14feb12 puppi first light with lband
Search data was taken with puppi and lbw on 14feb12.
The setup was:
- lbw recieiver in linear mode
- Tracking J2017+0603.
- IF to puppi : 1000 to 1600 (1180 to 1780 Mhz). 1200 Mhz IF
centered at 1380 Mhz.
- 800 Mhz search mode using second nyquist band.
- 2048 channels, spectral integration 40.96 usecs.
- 53.7 seconds of data (1 11gb file) was processed:
- 4096 (40.96usec) spectra/row in fits file
- 1 row=.167 seconds
- 71 rows in file
plots and images.
The plots/ images show some results from the observation:
- all data: Avg spectra,
rms/mean by channel (.ps) (.pdf)
- Page 1: average specgtrum
- Top: Stokes I
- Bottom:PolA(Black), polB (red)
- The horizontal axis is sky frequency.
- The falloff at 1120 Mhz is the bandpass filter for lband
- There might be a 31 Mhz Ripple in the spectra.
- If this is a cable reflection then:
- 1./31Mhz * 150 Meter/usec * .7(velInCable) = 3.4
meters or about 11 feet.. So probably not the cable from
the receiver room to puppi (although it probably
wouldn't hurt to check it).
- :Page 2: rms/mean by frequency
- For each row (4096 spectra) the rms is computed along each
channel and then divided by the mean value (Tsys).
- Top: rms/mean for each row then average the 71 rms/means
for the file
- The horizontal red dashed line is the expected
rms/mean from the radiometer equation.
- The vertical dashed lines show various rfi sources:
- Black: punta salinas radar in mode A (more
- Red remy radar (1270,1290) (more
- green: FAA radar(1330, 1350) (more
- blue Iridium satellite (more info)
- Light brown: band edges from lbw bandpass filter.
- rms/mean for each row over plotted (with offsets) for 12
seconds of data.
- You can see the punta salinas radar (1230,1250)
blank its transmitter when it points at us (3-5 seconds)
- There are a few rows who have spike all across the band
(6.5 light blue, 8 secs red). This is probably the
digitizer or butterflys of the polyphase filter bank
- Dynamic spectra
for row 38 (6.4 seconds) showing radar pulses (.gif)
- This shows the dynamic spectra for the 4096 spectra in
row 38 of the 1st file (6.4 lite blue trace that showed spikes
across the entire band).
- It covers 167 milliseconds.
- horizontal lines of power start appearing at 20
milliseconds and last till about 120 milliseconds.
- The vertical pulses near 1620 are iridium satellite. The
spacing on the lower, and middle pulses is 90 milliseconds.

* _CHALLENGE 1_
Answer these questions about the puppi first-light notes:
(a) How many channels were used?
(b) At what frequency does the falloff from the L-band bandpass filter occur?
(c) How many milliseconds does the dynamic spectrum for row 38 cover?
* _CHALLENGE 2_
Copy the puppi first-light notes starting at "- There are" and ending at "covers 167 milliseconds.", swapping "row 38" for "row 40" wherever it appears.
* _CHALLENGE 3_
Extend the puppi first-light notes by writing what follows their last sentence.

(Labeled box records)
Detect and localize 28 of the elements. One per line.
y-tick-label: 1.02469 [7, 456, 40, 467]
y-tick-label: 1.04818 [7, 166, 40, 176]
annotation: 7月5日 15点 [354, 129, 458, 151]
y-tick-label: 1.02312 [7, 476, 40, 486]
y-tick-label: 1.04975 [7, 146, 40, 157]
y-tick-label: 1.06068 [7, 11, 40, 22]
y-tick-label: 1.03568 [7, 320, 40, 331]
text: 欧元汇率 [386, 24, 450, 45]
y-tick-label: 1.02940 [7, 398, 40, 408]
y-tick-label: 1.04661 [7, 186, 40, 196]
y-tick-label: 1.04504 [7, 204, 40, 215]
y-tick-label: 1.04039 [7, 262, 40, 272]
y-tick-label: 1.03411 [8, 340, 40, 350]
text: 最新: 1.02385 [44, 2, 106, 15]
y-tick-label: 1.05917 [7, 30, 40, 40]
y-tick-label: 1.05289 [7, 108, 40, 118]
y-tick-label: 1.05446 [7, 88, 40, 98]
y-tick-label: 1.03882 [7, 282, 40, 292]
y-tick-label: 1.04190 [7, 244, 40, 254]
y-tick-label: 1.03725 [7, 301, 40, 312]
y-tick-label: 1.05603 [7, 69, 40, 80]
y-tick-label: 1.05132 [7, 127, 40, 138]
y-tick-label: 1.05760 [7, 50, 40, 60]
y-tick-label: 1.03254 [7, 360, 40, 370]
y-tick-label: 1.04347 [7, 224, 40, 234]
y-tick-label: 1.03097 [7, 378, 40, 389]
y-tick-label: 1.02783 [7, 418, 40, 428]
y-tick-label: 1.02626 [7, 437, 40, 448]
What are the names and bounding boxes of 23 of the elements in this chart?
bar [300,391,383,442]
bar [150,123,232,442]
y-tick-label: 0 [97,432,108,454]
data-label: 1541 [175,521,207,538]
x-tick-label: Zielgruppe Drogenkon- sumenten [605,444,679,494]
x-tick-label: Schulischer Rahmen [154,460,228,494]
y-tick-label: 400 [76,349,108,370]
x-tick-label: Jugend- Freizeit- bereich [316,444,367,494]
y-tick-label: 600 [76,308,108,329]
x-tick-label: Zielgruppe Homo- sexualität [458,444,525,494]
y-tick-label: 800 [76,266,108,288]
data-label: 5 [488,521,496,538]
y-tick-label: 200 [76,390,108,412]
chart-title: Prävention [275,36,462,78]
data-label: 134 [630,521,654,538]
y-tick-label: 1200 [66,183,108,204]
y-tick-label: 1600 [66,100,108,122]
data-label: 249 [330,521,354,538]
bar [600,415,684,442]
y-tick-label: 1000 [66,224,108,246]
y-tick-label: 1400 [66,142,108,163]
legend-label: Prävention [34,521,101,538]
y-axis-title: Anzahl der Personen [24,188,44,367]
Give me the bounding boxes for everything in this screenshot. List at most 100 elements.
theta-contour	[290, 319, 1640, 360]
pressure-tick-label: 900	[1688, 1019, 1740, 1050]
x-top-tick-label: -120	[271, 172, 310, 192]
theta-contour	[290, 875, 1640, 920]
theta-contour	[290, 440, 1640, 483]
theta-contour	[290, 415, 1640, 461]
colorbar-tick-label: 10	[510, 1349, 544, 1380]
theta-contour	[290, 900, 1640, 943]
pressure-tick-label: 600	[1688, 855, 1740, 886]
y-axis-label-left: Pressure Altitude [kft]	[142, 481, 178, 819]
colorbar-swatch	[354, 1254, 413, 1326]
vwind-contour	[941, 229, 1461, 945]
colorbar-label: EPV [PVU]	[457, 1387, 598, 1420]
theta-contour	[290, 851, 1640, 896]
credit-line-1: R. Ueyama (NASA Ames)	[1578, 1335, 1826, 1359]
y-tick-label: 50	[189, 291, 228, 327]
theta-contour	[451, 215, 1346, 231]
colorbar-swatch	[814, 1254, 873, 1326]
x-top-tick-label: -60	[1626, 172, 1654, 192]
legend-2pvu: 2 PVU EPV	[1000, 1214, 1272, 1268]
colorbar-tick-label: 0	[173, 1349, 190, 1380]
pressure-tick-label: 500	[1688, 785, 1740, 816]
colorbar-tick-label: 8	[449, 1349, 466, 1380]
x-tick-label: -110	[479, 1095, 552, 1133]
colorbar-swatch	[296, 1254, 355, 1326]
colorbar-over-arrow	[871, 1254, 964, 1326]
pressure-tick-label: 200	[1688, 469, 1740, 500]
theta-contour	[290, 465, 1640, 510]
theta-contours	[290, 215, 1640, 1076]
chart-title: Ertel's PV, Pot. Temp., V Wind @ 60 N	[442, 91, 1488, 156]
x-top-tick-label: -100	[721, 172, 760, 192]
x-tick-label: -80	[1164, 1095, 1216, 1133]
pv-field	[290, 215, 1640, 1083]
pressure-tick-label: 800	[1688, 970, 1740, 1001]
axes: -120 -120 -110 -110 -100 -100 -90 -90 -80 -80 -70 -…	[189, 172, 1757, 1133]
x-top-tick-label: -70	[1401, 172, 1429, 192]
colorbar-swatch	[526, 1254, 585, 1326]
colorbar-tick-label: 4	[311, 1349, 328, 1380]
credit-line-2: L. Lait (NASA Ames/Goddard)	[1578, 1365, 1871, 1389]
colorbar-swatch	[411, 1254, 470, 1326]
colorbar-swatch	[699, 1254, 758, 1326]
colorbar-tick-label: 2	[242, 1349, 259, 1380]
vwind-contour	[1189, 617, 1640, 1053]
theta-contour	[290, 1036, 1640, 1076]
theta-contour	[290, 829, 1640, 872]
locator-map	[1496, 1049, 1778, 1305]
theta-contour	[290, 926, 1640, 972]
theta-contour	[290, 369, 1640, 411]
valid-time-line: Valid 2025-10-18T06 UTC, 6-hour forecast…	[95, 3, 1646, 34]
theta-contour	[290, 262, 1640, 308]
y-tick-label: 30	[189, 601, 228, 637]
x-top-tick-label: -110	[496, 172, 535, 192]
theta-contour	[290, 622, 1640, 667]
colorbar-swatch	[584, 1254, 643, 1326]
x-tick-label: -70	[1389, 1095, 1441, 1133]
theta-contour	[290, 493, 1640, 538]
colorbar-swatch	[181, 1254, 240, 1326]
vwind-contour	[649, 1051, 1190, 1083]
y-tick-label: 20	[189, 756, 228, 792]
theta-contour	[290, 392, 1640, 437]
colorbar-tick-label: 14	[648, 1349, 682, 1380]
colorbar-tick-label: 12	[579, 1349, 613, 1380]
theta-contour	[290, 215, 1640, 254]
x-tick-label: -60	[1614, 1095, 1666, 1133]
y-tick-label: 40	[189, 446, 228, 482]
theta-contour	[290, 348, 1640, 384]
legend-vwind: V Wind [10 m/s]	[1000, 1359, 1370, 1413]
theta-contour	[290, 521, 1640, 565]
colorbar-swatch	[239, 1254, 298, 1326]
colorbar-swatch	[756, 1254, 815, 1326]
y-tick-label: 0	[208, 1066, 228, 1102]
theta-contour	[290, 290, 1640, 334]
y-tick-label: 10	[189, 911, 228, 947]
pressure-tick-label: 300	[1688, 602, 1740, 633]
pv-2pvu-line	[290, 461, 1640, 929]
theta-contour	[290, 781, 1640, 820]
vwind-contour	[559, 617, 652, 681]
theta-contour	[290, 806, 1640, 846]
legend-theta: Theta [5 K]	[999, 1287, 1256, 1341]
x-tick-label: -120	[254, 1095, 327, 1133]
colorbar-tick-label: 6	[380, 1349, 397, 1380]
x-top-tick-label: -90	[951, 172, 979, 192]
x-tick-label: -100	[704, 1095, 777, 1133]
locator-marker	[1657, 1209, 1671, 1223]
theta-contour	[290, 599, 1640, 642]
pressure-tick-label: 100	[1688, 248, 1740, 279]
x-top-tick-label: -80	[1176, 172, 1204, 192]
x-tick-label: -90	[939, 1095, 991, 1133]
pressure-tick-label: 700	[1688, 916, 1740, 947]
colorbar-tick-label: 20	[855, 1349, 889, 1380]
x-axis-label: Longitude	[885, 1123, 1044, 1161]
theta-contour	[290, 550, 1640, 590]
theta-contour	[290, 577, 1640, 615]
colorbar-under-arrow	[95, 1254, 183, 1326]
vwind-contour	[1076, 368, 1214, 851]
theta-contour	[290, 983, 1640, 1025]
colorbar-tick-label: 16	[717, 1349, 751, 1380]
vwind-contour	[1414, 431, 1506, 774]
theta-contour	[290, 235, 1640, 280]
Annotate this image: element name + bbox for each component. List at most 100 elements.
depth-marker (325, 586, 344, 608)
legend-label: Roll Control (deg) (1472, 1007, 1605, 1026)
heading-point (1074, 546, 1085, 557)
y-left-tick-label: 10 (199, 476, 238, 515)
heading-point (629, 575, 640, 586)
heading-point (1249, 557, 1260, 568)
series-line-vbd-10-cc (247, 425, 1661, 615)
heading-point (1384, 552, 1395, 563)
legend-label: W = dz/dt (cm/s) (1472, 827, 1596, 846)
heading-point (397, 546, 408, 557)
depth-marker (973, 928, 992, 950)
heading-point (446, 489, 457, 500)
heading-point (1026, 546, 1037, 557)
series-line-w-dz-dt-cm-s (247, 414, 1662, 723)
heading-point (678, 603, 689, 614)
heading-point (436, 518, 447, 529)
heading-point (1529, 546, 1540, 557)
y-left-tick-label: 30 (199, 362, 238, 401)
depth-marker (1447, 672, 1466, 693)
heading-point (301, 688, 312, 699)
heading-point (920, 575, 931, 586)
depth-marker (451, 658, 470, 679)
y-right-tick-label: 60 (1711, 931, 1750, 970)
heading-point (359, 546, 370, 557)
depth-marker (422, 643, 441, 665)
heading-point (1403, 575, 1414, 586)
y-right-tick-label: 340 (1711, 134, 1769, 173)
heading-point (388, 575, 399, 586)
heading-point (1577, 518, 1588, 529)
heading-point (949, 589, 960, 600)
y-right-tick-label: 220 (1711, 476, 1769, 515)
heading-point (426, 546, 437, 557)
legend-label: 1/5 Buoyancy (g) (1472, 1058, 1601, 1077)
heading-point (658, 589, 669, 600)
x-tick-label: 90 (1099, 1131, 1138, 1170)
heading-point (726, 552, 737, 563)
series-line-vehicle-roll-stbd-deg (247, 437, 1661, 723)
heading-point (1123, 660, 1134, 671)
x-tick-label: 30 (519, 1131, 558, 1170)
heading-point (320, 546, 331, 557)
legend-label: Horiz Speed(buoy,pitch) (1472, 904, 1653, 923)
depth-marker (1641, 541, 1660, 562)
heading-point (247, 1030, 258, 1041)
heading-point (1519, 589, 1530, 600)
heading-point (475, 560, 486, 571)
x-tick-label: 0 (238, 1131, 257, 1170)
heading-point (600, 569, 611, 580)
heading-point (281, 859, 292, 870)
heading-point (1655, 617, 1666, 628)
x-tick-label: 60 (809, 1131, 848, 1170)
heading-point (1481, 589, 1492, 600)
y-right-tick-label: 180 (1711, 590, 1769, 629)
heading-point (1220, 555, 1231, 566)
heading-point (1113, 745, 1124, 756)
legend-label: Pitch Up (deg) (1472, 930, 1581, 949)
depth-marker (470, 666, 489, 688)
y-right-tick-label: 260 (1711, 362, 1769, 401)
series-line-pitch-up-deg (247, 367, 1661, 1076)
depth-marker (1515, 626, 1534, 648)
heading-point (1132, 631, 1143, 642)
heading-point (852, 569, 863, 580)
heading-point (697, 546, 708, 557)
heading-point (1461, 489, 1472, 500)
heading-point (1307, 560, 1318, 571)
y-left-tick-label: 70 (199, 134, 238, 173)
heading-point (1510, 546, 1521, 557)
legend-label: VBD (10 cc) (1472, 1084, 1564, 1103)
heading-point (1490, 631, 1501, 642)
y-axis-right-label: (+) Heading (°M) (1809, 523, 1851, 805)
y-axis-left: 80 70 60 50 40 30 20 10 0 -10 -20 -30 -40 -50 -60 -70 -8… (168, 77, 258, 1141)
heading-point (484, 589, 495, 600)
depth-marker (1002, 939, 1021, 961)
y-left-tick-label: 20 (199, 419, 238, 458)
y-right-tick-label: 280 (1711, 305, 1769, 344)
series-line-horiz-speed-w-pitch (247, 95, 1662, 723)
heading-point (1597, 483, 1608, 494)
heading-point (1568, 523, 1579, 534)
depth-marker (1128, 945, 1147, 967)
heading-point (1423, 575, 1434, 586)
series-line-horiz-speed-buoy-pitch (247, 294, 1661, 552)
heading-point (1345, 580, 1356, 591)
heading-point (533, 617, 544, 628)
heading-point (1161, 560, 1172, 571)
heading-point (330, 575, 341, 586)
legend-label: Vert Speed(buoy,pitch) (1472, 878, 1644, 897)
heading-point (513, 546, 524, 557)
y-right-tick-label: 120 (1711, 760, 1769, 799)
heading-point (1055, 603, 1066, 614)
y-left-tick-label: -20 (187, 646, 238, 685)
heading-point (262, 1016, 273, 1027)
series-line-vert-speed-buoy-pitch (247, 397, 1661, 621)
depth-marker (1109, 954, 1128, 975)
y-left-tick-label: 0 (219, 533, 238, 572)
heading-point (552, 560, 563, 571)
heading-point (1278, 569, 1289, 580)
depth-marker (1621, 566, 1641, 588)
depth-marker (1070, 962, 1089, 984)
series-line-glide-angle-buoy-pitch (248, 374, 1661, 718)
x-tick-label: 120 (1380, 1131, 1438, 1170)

* _RESULT 1_
(a) 2048
(b) 1120 Mhz
(c) 167 milliseconds

* _RESULT 2_
- There are a few rows who have spike all across the band
(6.5 light blue, 8 secs red). This is probably the
digitizer or butterflys of the polyphase filter bank
- Dynamic spectra
for row 40 (6.4 seconds) showing radar pulses (.gif)
- This shows the dynamic spectra for the 4096 spectra in
row 40 of the 1st file (6.4 lite blue trace that showed spikes
across the entire band).
- It covers 167 milliseconds.

* _RESULT 3_
This is iridiums basic cycle (45 milliseconds uplink,45
- Row 38 total power vs time
showing radar pulses (.ps) (.pdf)
- Top: Total power vs time for the 4096 spectra in row 38
(lite blue line with spikes in rms/mean plots).
- You see the radar beam sweep through arecibo during its 12
second rotation period.
- The individual spikes are the radar Ipp (Inter Pulse
Period of 2.5 to 3.5 milliseconds).
- Bottom: The time difference between adjacent radar spikes
- The FAA radar uses 5 ipps to get around range aliasing:
- 2.633,2.821,2.74596,2.594.84,3.330996 milliseconds
- The colored dashed lines are the 5 ipps used by the FAA
- The Lineup shows that these total power spikes (or
horizontal lines in the spectra) are coming from the
1330,1350 faa airport radar.
- I'm a little surprised that there isn't a larger spike in
the spectra around 1330, 1350. It may just be the way the
image is scaled.
- Image of rms/mean for
the 53 second observation (.gif)
- the rms/mean for each row (4096 spectra) was computed. The
320 of these (during the 53 sec file) where then made into and
- Since the rms/mean was done for each channel, there was no
need for a bandpass correction.
- The image was scaled to emphasize the rfi.
- 1232-1255 - punta salinas.
- You see many 12 second radar rotations with blanking
whenever they point at AO.
- 1500-1530 looks like an image of the 1232-1255. This
occurs right before and right after blanking (when
there beam is close to pointing at AO).It's [probably
happening in the analog if/lo.
- 1270,1290 - remy radar.
- every 12 seconds (starting at 7.5 seconds) you see the
line fatten and a horizontal line of spikes occur across the
entire band. This is when the radar is pointing at AO.
- 1330,1350 - faa radar.
- Creating spike across the band every 12 seconds when the
radar points at AO.
- 1/2 way between when the radar points at ao, there are a
set of widely spaced spikes that last for about 2 seconds
- 1409,1428 at 12-13 seconds, 1530,1560,
- The are either the horn spillover on the primary when
the radar points away from us, or it is a plane that is
passing by. If it is a plane, then the position in
time will change. These look more like some intermods in
the analog system.;
- Image of
rms/mean for 53 second observation scaled to see weaker
- This image is the same as the previous. It uses histogram
equalization for the scaling.
- Need to check if some of the bandpass ripples are coming from
- The noise strength is following the radiometer equation
(at least at the 40 usec level..).
- The FAA, and Remy radar are causing spikes throughout the
spectrum when the radar points at AO.
- The online monitoring was showing min,max spikes across the
spectra. They are probably coming from these rows when the
radar points at AO.
- This is either the A/D or (more probably) overflows in
the butterflys for the fft.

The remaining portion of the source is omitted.